GIVEN EXERCISE:
Find every line with "text" in it, then report how many there are and nothing more.

━━ SUPPLIED INFORMATION

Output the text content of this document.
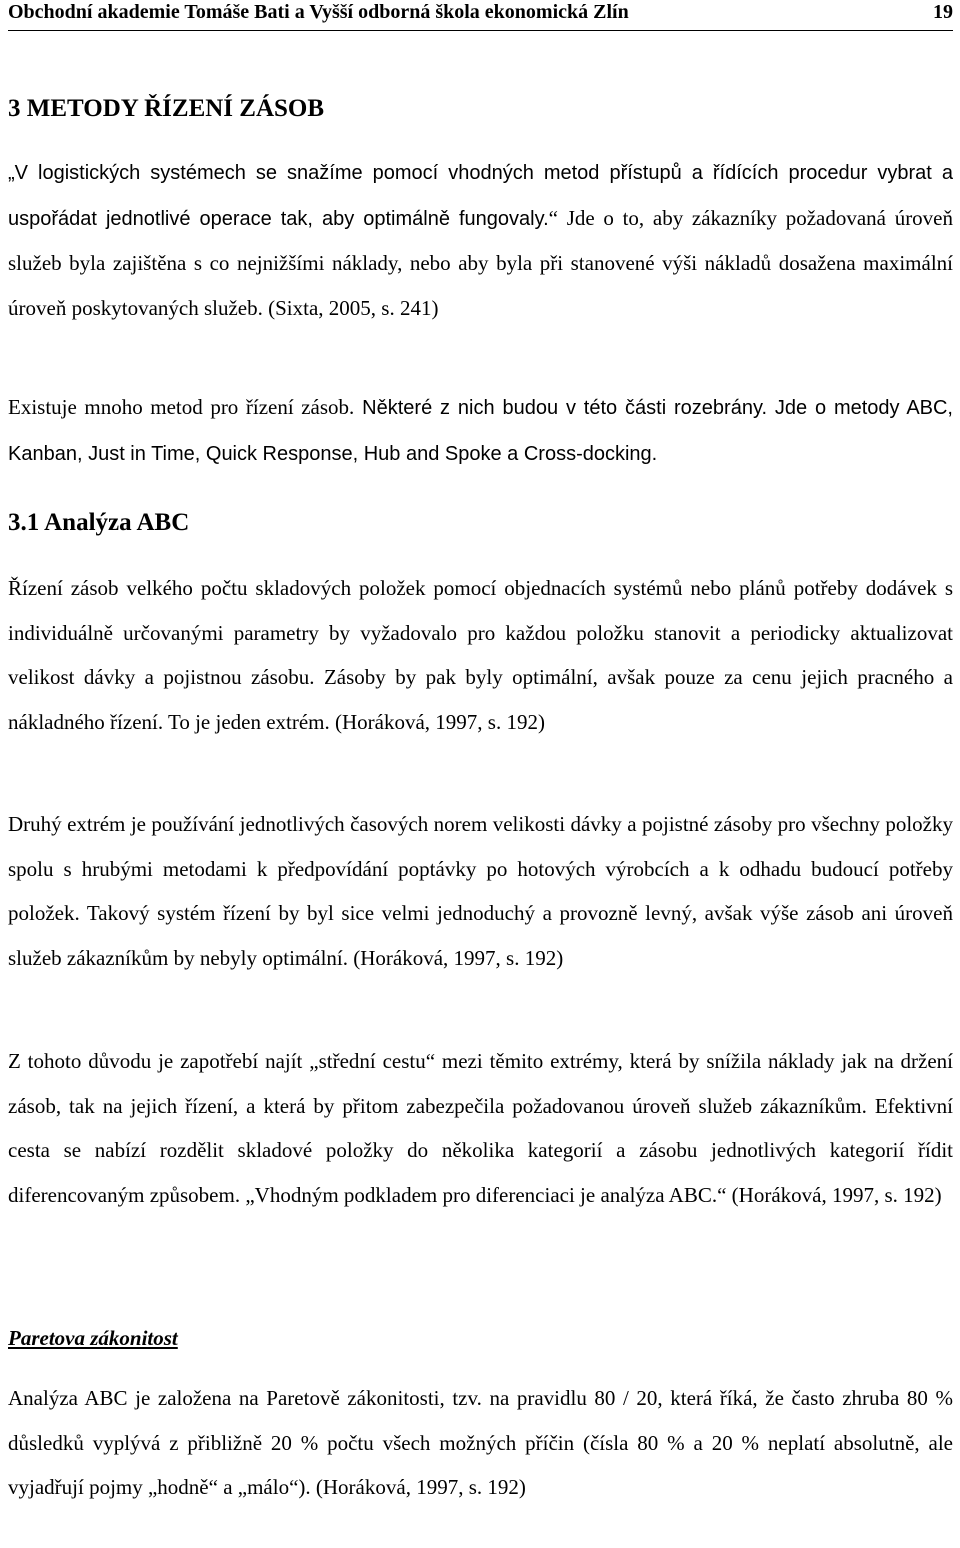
Obchodní akademie Tomáše Bati a Vyšší odborná škola ekonomická Zlín	19
3 METODY ŘÍZENÍ ZÁSOB

„V logistických systémech se snažíme pomocí vhodných metod přístupů a řídících procedur vybrat a uspořádat jednotlivé operace tak, aby optimálně fungovaly.“ Jde o to, aby zákazníky požadovaná úroveň služeb byla zajištěna s co nejnižšími náklady, nebo aby byla při stanovené výši nákladů dosažena maximální úroveň poskytovaných služeb. (Sixta, 2005, s. 241)

Existuje mnoho metod pro řízení zásob. Některé z nich budou v této části rozebrány. Jde o metody ABC, Kanban, Just in Time, Quick Response, Hub and Spoke a Cross-docking.

3.1 Analýza ABC

Řízení zásob velkého počtu skladových položek pomocí objednacích systémů nebo plánů potřeby dodávek s individuálně určovanými parametry by vyžadovalo pro každou položku stanovit a periodicky aktualizovat velikost dávky a pojistnou zásobu. Zásoby by pak byly optimální, avšak pouze za cenu jejich pracného a nákladného řízení. To je jeden extrém. (Horáková, 1997, s. 192)

Druhý extrém je používání jednotlivých časových norem velikosti dávky a pojistné zásoby pro všechny položky spolu s hrubými metodami k předpovídání poptávky po hotových výrobcích a k odhadu budoucí potřeby položek. Takový systém řízení by byl sice velmi jednoduchý a provozně levný, avšak výše zásob ani úroveň služeb zákazníkům by nebyly optimální. (Horáková, 1997, s. 192)

Z tohoto důvodu je zapotřebí najít „střední cestu“ mezi těmito extrémy, která by snížila náklady jak na držení zásob, tak na jejich řízení, a která by přitom zabezpečila požadovanou úroveň služeb zákazníkům. Efektivní cesta se nabízí rozdělit skladové položky do několika kategorií a zásobu jednotlivých kategorií řídit diferencovaným způsobem. „Vhodným podkladem pro diferenciaci je analýza ABC.“ (Horáková, 1997, s. 192)

Paretova zákonitost

Analýza ABC je založena na Paretově zákonitosti, tzv. na pravidlu 80 / 20, která říká, že často zhruba 80 % důsledků vyplývá z přibližně 20 % počtu všech možných příčin (čísla 80 % a 20 % neplatí absolutně, ale vyjadřují pojmy „hodně“ a „málo“). (Horáková, 1997, s. 192)
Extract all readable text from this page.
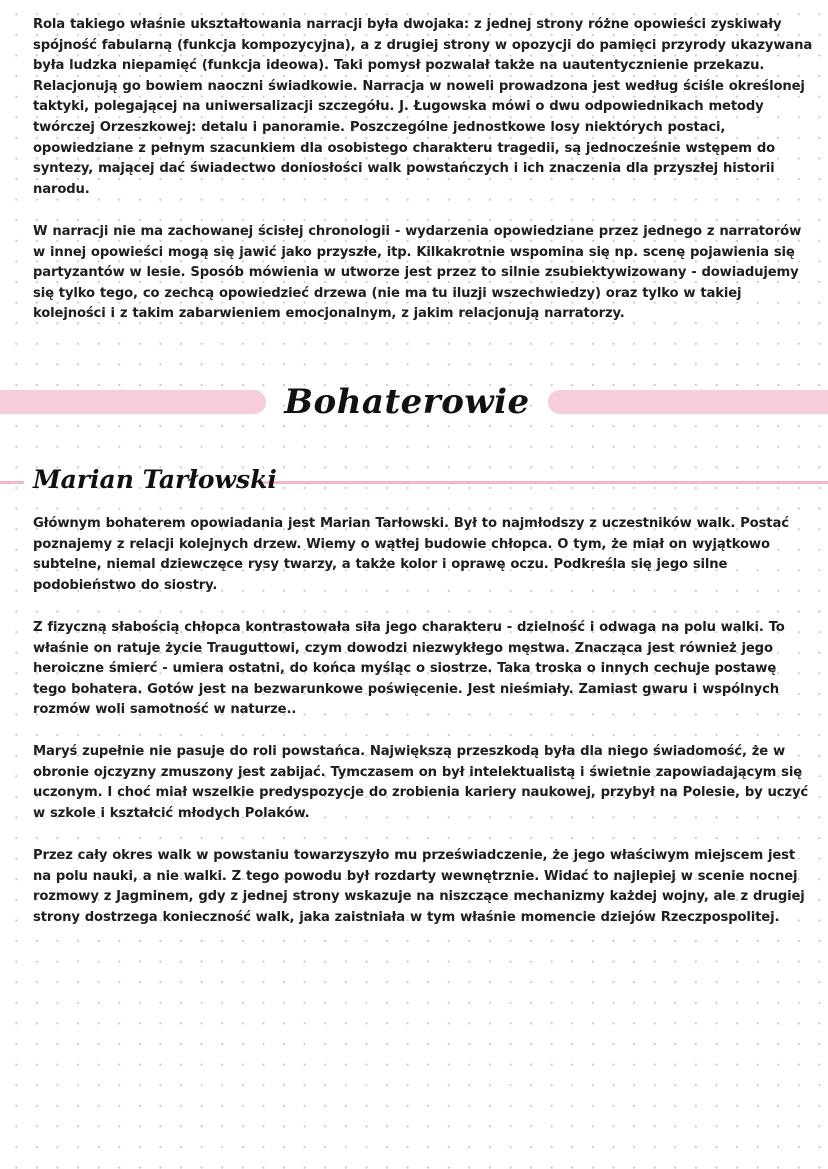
Rola takiego właśnie ukształtowania narracji była dwojaka: z jednej strony różne opowieści zyskiwały spójność fabularną (funkcja kompozycyjna), a z drugiej strony w opozycji do pamięci przyrody ukazywana była ludzka niepamięć (funkcja ideowa). Taki pomysł pozwalał także na uautentycznienie przekazu. Relacjonują go bowiem naoczni świadkowie. Narracja w noweli prowadzona jest według ściśle określonej taktyki, polegającej na uniwersalizacji szczegółu. J. Ługowska mówi o dwu odpowiednikach metody twórczej Orzeszkowej: detalu i panoramie. Poszczególne jednostkowe losy niektórych postaci, opowiedziane z pełnym szacunkiem dla osobistego charakteru tragedii, są jednocześnie wstępem do syntezy, mającej dać świadectwo doniosłości walk powstańczych i ich znaczenia dla przyszłej historii narodu.

W narracji nie ma zachowanej ścisłej chronologii - wydarzenia opowiedziane przez jednego z narratorów w innej opowieści mogą się jawić jako przyszłe, itp. Kilkakrotnie wspomina się np. scenę pojawienia się partyzantów w lesie. Sposób mówienia w utworze jest przez to silnie zsubiektywizowany - dowiadujemy się tylko tego, co zechcą opowiedzieć drzewa (nie ma tu iluzji wszechwiedzy) oraz tylko w takiej kolejności i z takim zabarwieniem emocjonalnym, z jakim relacjonują narratorzy.

Bohaterowie
Marian Tarłowski

Głównym bohaterem opowiadania jest Marian Tarłowski. Był to najmłodszy z uczestników walk. Postać poznajemy z relacji kolejnych drzew. Wiemy o wątłej budowie chłopca. O tym, że miał on wyjątkowo subtelne, niemal dziewczęce rysy twarzy, a także kolor i oprawę oczu. Podkreśla się jego silne podobieństwo do siostry.

Z fizyczną słabością chłopca kontrastowała siła jego charakteru - dzielność i odwaga na polu walki. To właśnie on ratuje życie Trauguttowi, czym dowodzi niezwykłego męstwa. Znacząca jest również jego heroiczne śmierć - umiera ostatni, do końca myśląc o siostrze. Taka troska o innych cechuje postawę tego bohatera. Gotów jest na bezwarunkowe poświęcenie. Jest nieśmiały. Zamiast gwaru i wspólnych rozmów woli samotność w naturze..

Maryś zupełnie nie pasuje do roli powstańca. Największą przeszkodą była dla niego świadomość, że w obronie ojczyzny zmuszony jest zabijać. Tymczasem on był intelektualistą i świetnie zapowiadającym się uczonym. I choć miał wszelkie predyspozycje do zrobienia kariery naukowej, przybył na Polesie, by uczyć w szkole i kształcić młodych Polaków.

Przez cały okres walk w powstaniu towarzyszyło mu przeświadczenie, że jego właściwym miejscem jest na polu nauki, a nie walki. Z tego powodu był rozdarty wewnętrznie. Widać to najlepiej w scenie nocnej rozmowy z Jagminem, gdy z jednej strony wskazuje na niszczące mechanizmy każdej wojny, ale z drugiej strony dostrzega konieczność walk, jaka zaistniała w tym właśnie momencie dziejów Rzeczpospolitej.
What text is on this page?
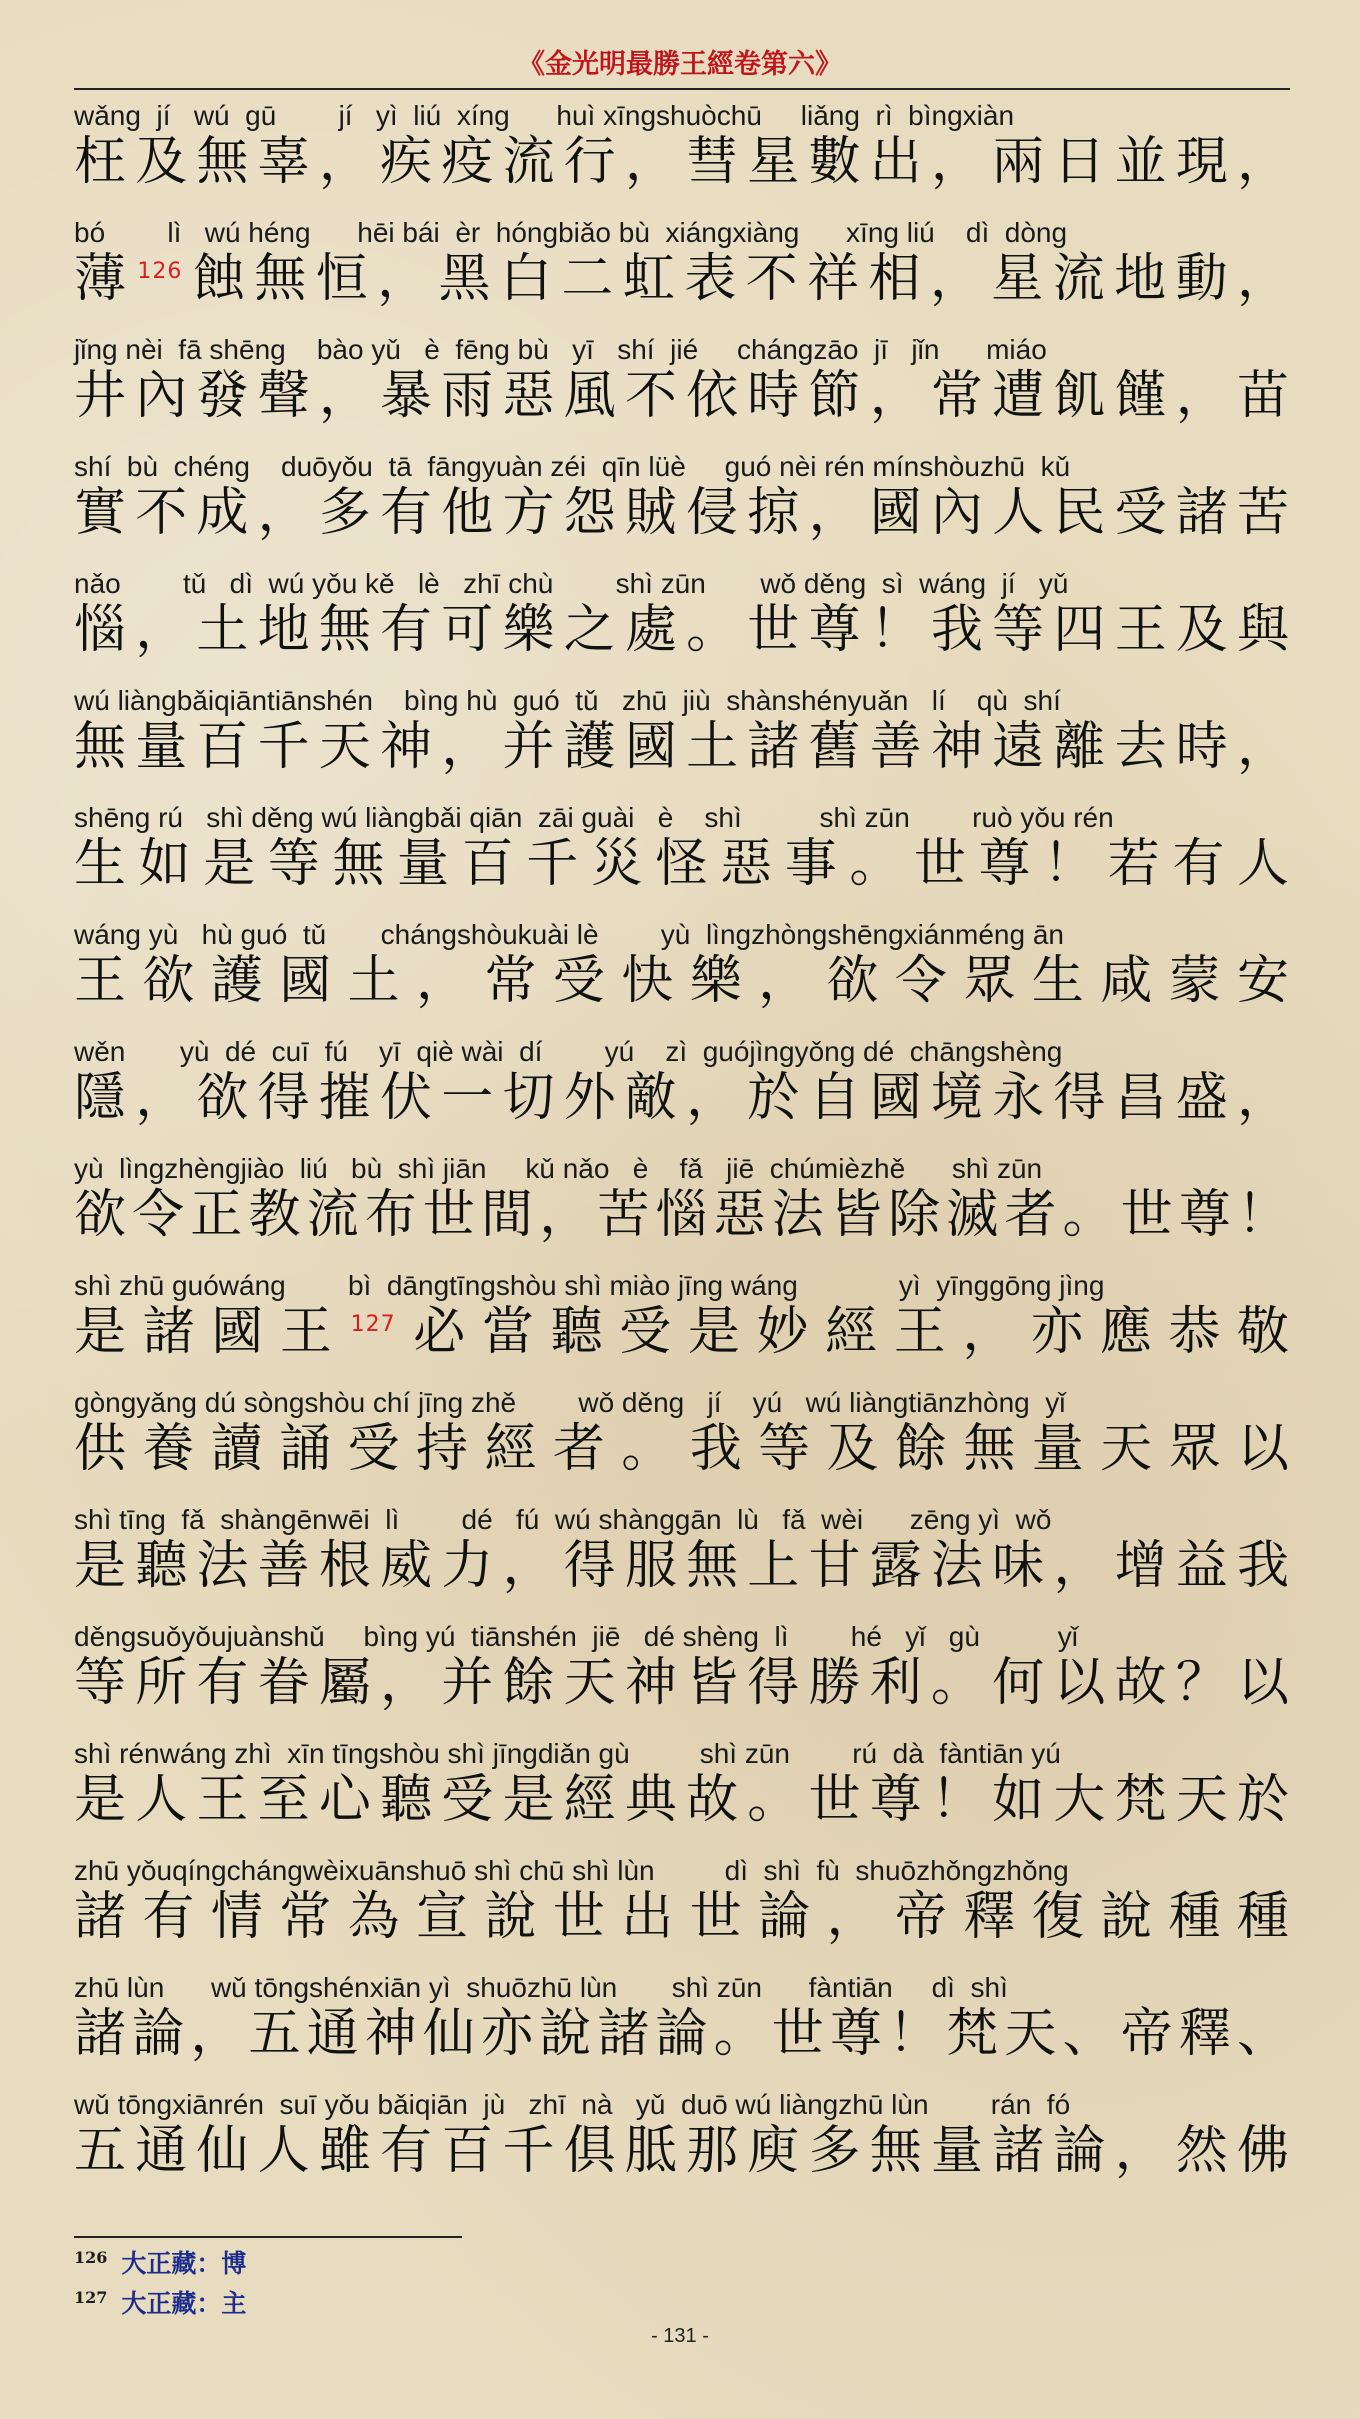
《金光明最勝王經卷第六》
wǎng  jí   wú  gū        jí   yì  liú  xíng      huì xīngshuòchū     liǎng  rì  bìngxiàn
枉及無辜，疾疫流行，彗星數出，兩日並現，
bó        lì   wú héng      hēi bái  èr  hóngbiǎo bù  xiángxiàng      xīng liú    dì  dòng
薄$^{126}$蝕無恒，黑白二虹表不祥相，星流地動，
jǐng nèi  fā shēng    bào yǔ   è  fēng bù   yī   shí  jié     chángzāo  jī   jǐn      miáo
井內發聲，暴雨惡風不依時節，常遭飢饉，苗
shí  bù  chéng    duōyǒu  tā  fāngyuàn zéi  qīn lüè     guó nèi rén mínshòuzhū  kǔ
實不成，多有他方怨賊侵掠，國內人民受諸苦
nǎo        tǔ   dì  wú yǒu kě   lè   zhī chù        shì zūn       wǒ děng  sì  wáng  jí   yǔ
惱，土地無有可樂之處。世尊！我等四王及與
wú liàngbǎiqiāntiānshén    bìng hù  guó  tǔ   zhū  jiù  shànshényuǎn   lí    qù  shí
無量百千天神，并護國土諸舊善神遠離去時，
shēng rú   shì děng wú liàngbǎi qiān  zāi guài   è    shì          shì zūn        ruò yǒu rén
生如是等無量百千災怪惡事。世尊！若有人
wáng yù   hù guó  tǔ       chángshòukuài lè        yù  lìngzhòngshēngxiánméng ān
王欲護國土，常受快樂，欲令眾生咸蒙安
wěn       yù  dé  cuī  fú    yī  qiè wài  dí        yú    zì  guójìngyǒng dé  chāngshèng
隱，欲得摧伏一切外敵，於自國境永得昌盛，
yù  lìngzhèngjiào  liú   bù  shì jiān     kǔ nǎo   è    fǎ   jiē  chúmièzhě      shì zūn
欲令正教流布世間，苦惱惡法皆除滅者。世尊！
shì zhū guówáng        bì  dāngtīngshòu shì miào jīng wáng             yì  yīnggōng jìng
是諸國王$^{127}$必當聽受是妙經王，亦應恭敬
gòngyǎng dú sòngshòu chí jīng zhě        wǒ děng   jí    yú   wú liàngtiānzhòng  yǐ
供養讀誦受持經者。我等及餘無量天眾以
shì tīng  fǎ  shàngēnwēi  lì        dé   fú  wú shànggān  lù   fǎ  wèi      zēng yì  wǒ
是聽法善根威力，得服無上甘露法味，增益我
děngsuǒyǒujuànshǔ     bìng yú  tiānshén  jiē   dé shèng  lì        hé   yǐ   gù          yǐ
等所有眷屬，并餘天神皆得勝利。何以故？以
shì rénwáng zhì  xīn tīngshòu shì jīngdiǎn gù         shì zūn        rú  dà  fàntiān yú
是人王至心聽受是經典故。世尊！如大梵天於
zhū yǒuqíngchángwèixuānshuō shì chū shì lùn         dì  shì  fù  shuōzhǒngzhǒng
諸有情常為宣說世出世論，帝釋復說種種
zhū lùn      wǔ tōngshénxiān yì  shuōzhū lùn       shì zūn      fàntiān     dì  shì
諸論，五通神仙亦說諸論。世尊！梵天、帝釋、
wǔ tōngxiānrén  suī yǒu bǎiqiān  jù   zhī  nà   yǔ  duō wú liàngzhū lùn        rán  fó
五通仙人雖有百千俱胝那庾多無量諸論，然佛
$^{126}$ 大正藏：博
$^{127}$ 大正藏：主
- 131 -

━━━━

THE COMPLETED TASK:
3